TASK INPUT >>
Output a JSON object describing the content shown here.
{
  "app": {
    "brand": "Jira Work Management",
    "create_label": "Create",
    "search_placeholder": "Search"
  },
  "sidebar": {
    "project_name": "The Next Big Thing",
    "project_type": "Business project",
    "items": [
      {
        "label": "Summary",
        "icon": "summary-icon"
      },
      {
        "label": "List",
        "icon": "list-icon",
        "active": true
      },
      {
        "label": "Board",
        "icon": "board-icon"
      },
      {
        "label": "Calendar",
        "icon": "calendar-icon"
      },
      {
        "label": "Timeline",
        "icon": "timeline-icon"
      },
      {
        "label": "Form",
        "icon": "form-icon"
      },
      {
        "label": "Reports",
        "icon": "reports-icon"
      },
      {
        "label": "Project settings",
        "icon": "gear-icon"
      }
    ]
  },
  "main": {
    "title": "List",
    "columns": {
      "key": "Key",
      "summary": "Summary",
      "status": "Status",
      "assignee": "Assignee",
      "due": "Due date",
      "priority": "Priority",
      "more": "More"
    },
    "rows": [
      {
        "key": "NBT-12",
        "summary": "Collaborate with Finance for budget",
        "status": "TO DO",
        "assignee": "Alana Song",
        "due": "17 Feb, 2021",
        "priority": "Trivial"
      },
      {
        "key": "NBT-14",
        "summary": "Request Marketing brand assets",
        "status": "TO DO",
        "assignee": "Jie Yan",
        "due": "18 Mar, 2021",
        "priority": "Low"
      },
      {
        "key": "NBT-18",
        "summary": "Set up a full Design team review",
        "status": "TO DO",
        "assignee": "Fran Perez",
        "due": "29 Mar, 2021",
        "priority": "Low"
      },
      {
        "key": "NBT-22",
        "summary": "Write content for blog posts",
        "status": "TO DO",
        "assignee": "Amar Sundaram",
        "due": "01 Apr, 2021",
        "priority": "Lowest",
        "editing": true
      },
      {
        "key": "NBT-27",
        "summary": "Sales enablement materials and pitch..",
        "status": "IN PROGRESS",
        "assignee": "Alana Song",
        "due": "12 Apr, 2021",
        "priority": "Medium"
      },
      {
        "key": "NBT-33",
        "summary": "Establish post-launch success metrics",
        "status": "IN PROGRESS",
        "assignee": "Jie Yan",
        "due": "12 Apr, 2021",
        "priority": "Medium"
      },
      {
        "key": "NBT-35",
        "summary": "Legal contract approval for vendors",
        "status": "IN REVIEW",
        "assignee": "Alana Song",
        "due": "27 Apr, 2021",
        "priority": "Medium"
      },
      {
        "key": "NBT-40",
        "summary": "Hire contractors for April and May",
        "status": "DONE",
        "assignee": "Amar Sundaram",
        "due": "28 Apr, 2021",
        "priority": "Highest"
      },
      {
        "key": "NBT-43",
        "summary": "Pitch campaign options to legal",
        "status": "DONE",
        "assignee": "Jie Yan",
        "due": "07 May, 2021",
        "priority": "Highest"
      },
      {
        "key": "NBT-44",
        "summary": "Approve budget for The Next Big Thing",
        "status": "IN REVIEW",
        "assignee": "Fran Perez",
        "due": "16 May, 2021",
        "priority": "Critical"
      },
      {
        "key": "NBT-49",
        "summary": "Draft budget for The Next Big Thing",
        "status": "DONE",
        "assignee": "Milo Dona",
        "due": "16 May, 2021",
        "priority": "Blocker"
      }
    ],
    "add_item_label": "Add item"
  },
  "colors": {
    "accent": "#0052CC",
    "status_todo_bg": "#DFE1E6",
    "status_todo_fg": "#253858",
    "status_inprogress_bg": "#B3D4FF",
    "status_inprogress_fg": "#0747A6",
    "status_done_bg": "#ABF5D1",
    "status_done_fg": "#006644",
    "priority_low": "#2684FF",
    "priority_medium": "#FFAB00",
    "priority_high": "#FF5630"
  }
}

GIVEN PROBLEM >> Each line above must be reproduced exactly as it stands.

TASK ANSWER >>
Output a JSON object describing the content shown here.
{
  "app": {
    "brand": "Jira Work Management",
    "create_label": "Create",
    "search_placeholder": "Search"
  },
  "sidebar": {
    "project_name": "The Next Big Thing",
    "project_type": "Business project",
    "items": [
      {
        "label": "Summary",
        "icon": "summary-icon"
      },
      {
        "label": "List",
        "icon": "list-icon",
        "active": true
      },
      {
        "label": "Board",
        "icon": "board-icon"
      },
      {
        "label": "Calendar",
        "icon": "calendar-icon"
      },
      {
        "label": "Timeline",
        "icon": "timeline-icon"
      },
      {
        "label": "Form",
        "icon": "form-icon"
      },
      {
        "label": "Reports",
        "icon": "reports-icon"
      },
      {
        "label": "Project settings",
        "icon": "gear-icon"
      }
    ]
  },
  "main": {
    "title": "List",
    "columns": {
      "key": "Key",
      "summary": "Summary",
      "status": "Status",
      "assignee": "Assignee",
      "due": "Due date",
      "priority": "Priority",
      "more": "More"
    },
    "rows": [
      {
        "key": "NBT-12",
        "summary": "Collaborate with Finance for budget",
        "status": "TO DO",
        "assignee": "Alana Song",
        "due": "17 Feb, 2021",
        "priority": "Trivial"
      },
      {
        "key": "NBT-14",
        "summary": "Request Marketing brand assets",
        "status": "TO DO",
        "assignee": "Jie Yan",
        "due": "18 Mar, 2021",
        "priority": "Low"
      },
      {
        "key": "NBT-18",
        "summary": "Set up a full Design team review",
        "status": "TO DO",
        "assignee": "Fran Perez",
        "due": "29 Mar, 2021",
        "priority": "Low"
      },
      {
        "key": "NBT-22",
        "summary": "Write content for blog posts",
        "status": "TO DO",
        "assignee": "Amar Sundaram",
        "due": "01 Apr, 2021",
        "priority": "Lowest",
        "editing": true
      },
      {
        "key": "NBT-27",
        "summary": "Sales enablement materials and pitch..",
        "status": "IN PROGRESS",
        "assignee": "Alana Song",
        "due": "12 Apr, 2021",
        "priority": "Medium"
      },
      {
        "key": "NBT-33",
        "summary": "Establish post-launch success metrics",
        "status": "IN PROGRESS",
        "assignee": "Jie Yan",
        "due": "12 Apr, 2021",
        "priority": "Medium"
      },
      {
        "key": "NBT-35",
        "summary": "Legal contract approval for vendors",
        "status": "IN REVIEW",
        "assignee": "Alana Song",
        "due": "27 Apr, 2021",
        "priority": "Medium"
      },
      {
        "key": "NBT-40",
        "summary": "Hire contractors for April and May",
        "status": "DONE",
        "assignee": "Amar Sundaram",
        "due": "28 Apr, 2021",
        "priority": "Highest"
      },
      {
        "key": "NBT-43",
        "summary": "Pitch campaign options to legal",
        "status": "DONE",
        "assignee": "Jie Yan",
        "due": "07 May, 2021",
        "priority": "Highest"
      },
      {
        "key": "NBT-44",
        "summary": "Approve budget for The Next Big Thing",
        "status": "IN REVIEW",
        "assignee": "Fran Perez",
        "due": "16 May, 2021",
        "priority": "Critical"
      },
      {
        "key": "NBT-49",
        "summary": "Draft budget for The Next Big Thing",
        "status": "DONE",
        "assignee": "Milo Dona",
        "due": "16 May, 2021",
        "priority": "Blocker"
      }
    ],
    "add_item_label": "Add item"
  },
  "colors": {
    "accent": "#0052CC",
    "status_todo_bg": "#DFE1E6",
    "status_todo_fg": "#253858",
    "status_inprogress_bg": "#B3D4FF",
    "status_inprogress_fg": "#0747A6",
    "status_done_bg": "#ABF5D1",
    "status_done_fg": "#006644",
    "priority_low": "#2684FF",
    "priority_medium": "#FFAB00",
    "priority_high": "#FF5630"
  }
}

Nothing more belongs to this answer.